------ TASK DATA ------
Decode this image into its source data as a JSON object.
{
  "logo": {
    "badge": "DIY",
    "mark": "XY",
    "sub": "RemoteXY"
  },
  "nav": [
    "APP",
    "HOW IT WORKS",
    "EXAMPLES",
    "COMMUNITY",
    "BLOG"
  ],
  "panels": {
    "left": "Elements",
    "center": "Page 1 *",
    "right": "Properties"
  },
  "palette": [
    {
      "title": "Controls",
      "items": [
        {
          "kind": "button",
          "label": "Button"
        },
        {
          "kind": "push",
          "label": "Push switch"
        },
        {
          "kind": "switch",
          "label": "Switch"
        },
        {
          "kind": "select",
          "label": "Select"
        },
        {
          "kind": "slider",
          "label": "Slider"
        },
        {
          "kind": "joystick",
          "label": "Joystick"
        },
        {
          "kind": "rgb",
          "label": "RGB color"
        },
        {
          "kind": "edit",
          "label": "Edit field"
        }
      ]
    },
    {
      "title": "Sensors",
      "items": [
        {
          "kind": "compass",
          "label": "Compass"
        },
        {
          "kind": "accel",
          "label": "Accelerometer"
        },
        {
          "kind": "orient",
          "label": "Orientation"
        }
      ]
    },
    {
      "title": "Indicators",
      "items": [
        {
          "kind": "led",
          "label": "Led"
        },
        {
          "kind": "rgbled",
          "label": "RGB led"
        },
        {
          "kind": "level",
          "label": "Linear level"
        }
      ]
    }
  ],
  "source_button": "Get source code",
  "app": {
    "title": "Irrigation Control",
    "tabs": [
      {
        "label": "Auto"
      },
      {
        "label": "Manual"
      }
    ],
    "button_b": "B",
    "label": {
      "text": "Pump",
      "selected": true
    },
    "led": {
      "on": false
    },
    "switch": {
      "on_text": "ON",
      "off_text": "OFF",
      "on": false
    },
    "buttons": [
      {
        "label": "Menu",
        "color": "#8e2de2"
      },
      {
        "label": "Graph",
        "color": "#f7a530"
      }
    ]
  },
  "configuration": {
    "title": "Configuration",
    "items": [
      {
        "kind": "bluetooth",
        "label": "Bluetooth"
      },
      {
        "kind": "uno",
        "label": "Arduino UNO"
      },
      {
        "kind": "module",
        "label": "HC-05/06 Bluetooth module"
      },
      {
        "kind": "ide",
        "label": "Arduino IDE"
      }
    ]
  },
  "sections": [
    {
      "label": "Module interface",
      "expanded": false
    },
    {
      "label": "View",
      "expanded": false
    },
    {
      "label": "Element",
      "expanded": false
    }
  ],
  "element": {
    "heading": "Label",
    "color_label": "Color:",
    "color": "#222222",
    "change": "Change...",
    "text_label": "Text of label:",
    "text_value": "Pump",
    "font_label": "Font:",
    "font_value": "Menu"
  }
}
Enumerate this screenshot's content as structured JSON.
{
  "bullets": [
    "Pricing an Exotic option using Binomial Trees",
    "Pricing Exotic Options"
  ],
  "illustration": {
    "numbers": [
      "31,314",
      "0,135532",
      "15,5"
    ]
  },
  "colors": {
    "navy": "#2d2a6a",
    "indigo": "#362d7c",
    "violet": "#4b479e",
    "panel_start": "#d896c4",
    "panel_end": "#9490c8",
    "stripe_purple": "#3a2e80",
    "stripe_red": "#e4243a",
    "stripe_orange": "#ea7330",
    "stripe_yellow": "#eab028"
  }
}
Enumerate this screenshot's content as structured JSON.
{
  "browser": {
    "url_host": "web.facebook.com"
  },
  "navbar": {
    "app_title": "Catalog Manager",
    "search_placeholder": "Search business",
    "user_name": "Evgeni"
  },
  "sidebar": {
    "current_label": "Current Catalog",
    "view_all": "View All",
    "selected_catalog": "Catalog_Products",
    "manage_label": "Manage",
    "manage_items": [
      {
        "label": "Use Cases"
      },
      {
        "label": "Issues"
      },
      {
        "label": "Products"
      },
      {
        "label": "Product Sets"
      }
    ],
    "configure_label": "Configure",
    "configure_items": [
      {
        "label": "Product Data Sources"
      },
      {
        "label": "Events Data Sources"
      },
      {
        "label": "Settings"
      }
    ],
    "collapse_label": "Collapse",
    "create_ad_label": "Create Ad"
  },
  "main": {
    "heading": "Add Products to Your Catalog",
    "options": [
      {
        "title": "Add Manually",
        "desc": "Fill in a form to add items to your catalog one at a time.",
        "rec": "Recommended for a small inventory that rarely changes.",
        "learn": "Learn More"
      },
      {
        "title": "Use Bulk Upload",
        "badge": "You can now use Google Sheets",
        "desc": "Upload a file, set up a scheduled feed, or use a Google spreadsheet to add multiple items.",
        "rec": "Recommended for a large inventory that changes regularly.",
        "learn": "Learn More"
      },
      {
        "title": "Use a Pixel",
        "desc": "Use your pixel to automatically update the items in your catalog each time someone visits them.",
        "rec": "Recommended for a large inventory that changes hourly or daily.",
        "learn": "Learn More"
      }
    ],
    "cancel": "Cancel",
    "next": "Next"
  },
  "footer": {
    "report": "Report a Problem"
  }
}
------
## [YOUR GOAL]
Give all the records again. Match them exactly.

## [WRITTEN RESPONSE]
Decode this image into its source data as a JSON object.
{
  "logo": {
    "badge": "DIY",
    "mark": "XY",
    "sub": "RemoteXY"
  },
  "nav": [
    "APP",
    "HOW IT WORKS",
    "EXAMPLES",
    "COMMUNITY",
    "BLOG"
  ],
  "panels": {
    "left": "Elements",
    "center": "Page 1 *",
    "right": "Properties"
  },
  "palette": [
    {
      "title": "Controls",
      "items": [
        {
          "kind": "button",
          "label": "Button"
        },
        {
          "kind": "push",
          "label": "Push switch"
        },
        {
          "kind": "switch",
          "label": "Switch"
        },
        {
          "kind": "select",
          "label": "Select"
        },
        {
          "kind": "slider",
          "label": "Slider"
        },
        {
          "kind": "joystick",
          "label": "Joystick"
        },
        {
          "kind": "rgb",
          "label": "RGB color"
        },
        {
          "kind": "edit",
          "label": "Edit field"
        }
      ]
    },
    {
      "title": "Sensors",
      "items": [
        {
          "kind": "compass",
          "label": "Compass"
        },
        {
          "kind": "accel",
          "label": "Accelerometer"
        },
        {
          "kind": "orient",
          "label": "Orientation"
        }
      ]
    },
    {
      "title": "Indicators",
      "items": [
        {
          "kind": "led",
          "label": "Led"
        },
        {
          "kind": "rgbled",
          "label": "RGB led"
        },
        {
          "kind": "level",
          "label": "Linear level"
        }
      ]
    }
  ],
  "source_button": "Get source code",
  "app": {
    "title": "Irrigation Control",
    "tabs": [
      {
        "label": "Auto"
      },
      {
        "label": "Manual"
      }
    ],
    "button_b": "B",
    "label": {
      "text": "Pump",
      "selected": true
    },
    "led": {
      "on": false
    },
    "switch": {
      "on_text": "ON",
      "off_text": "OFF",
      "on": false
    },
    "buttons": [
      {
        "label": "Menu",
        "color": "#8e2de2"
      },
      {
        "label": "Graph",
        "color": "#f7a530"
      }
    ]
  },
  "configuration": {
    "title": "Configuration",
    "items": [
      {
        "kind": "bluetooth",
        "label": "Bluetooth"
      },
      {
        "kind": "uno",
        "label": "Arduino UNO"
      },
      {
        "kind": "module",
        "label": "HC-05/06 Bluetooth module"
      },
      {
        "kind": "ide",
        "label": "Arduino IDE"
      }
    ]
  },
  "sections": [
    {
      "label": "Module interface",
      "expanded": false
    },
    {
      "label": "View",
      "expanded": false
    },
    {
      "label": "Element",
      "expanded": false
    }
  ],
  "element": {
    "heading": "Label",
    "color_label": "Color:",
    "color": "#222222",
    "change": "Change...",
    "text_label": "Text of label:",
    "text_value": "Pump",
    "font_label": "Font:",
    "font_value": "Menu"
  }
}
Enumerate this screenshot's content as structured JSON.
{
  "bullets": [
    "Pricing an Exotic option using Binomial Trees",
    "Pricing Exotic Options"
  ],
  "illustration": {
    "numbers": [
      "31,314",
      "0,135532",
      "15,5"
    ]
  },
  "colors": {
    "navy": "#2d2a6a",
    "indigo": "#362d7c",
    "violet": "#4b479e",
    "panel_start": "#d896c4",
    "panel_end": "#9490c8",
    "stripe_purple": "#3a2e80",
    "stripe_red": "#e4243a",
    "stripe_orange": "#ea7330",
    "stripe_yellow": "#eab028"
  }
}
Enumerate this screenshot's content as structured JSON.
{
  "browser": {
    "url_host": "web.facebook.com"
  },
  "navbar": {
    "app_title": "Catalog Manager",
    "search_placeholder": "Search business",
    "user_name": "Evgeni"
  },
  "sidebar": {
    "current_label": "Current Catalog",
    "view_all": "View All",
    "selected_catalog": "Catalog_Products",
    "manage_label": "Manage",
    "manage_items": [
      {
        "label": "Use Cases"
      },
      {
        "label": "Issues"
      },
      {
        "label": "Products"
      },
      {
        "label": "Product Sets"
      }
    ],
    "configure_label": "Configure",
    "configure_items": [
      {
        "label": "Product Data Sources"
      },
      {
        "label": "Events Data Sources"
      },
      {
        "label": "Settings"
      }
    ],
    "collapse_label": "Collapse",
    "create_ad_label": "Create Ad"
  },
  "main": {
    "heading": "Add Products to Your Catalog",
    "options": [
      {
        "title": "Add Manually",
        "desc": "Fill in a form to add items to your catalog one at a time.",
        "rec": "Recommended for a small inventory that rarely changes.",
        "learn": "Learn More"
      },
      {
        "title": "Use Bulk Upload",
        "badge": "You can now use Google Sheets",
        "desc": "Upload a file, set up a scheduled feed, or use a Google spreadsheet to add multiple items.",
        "rec": "Recommended for a large inventory that changes regularly.",
        "learn": "Learn More"
      },
      {
        "title": "Use a Pixel",
        "desc": "Use your pixel to automatically update the items in your catalog each time someone visits them.",
        "rec": "Recommended for a large inventory that changes hourly or daily.",
        "learn": "Learn More"
      }
    ],
    "cancel": "Cancel",
    "next": "Next"
  },
  "footer": {
    "report": "Report a Problem"
  }
}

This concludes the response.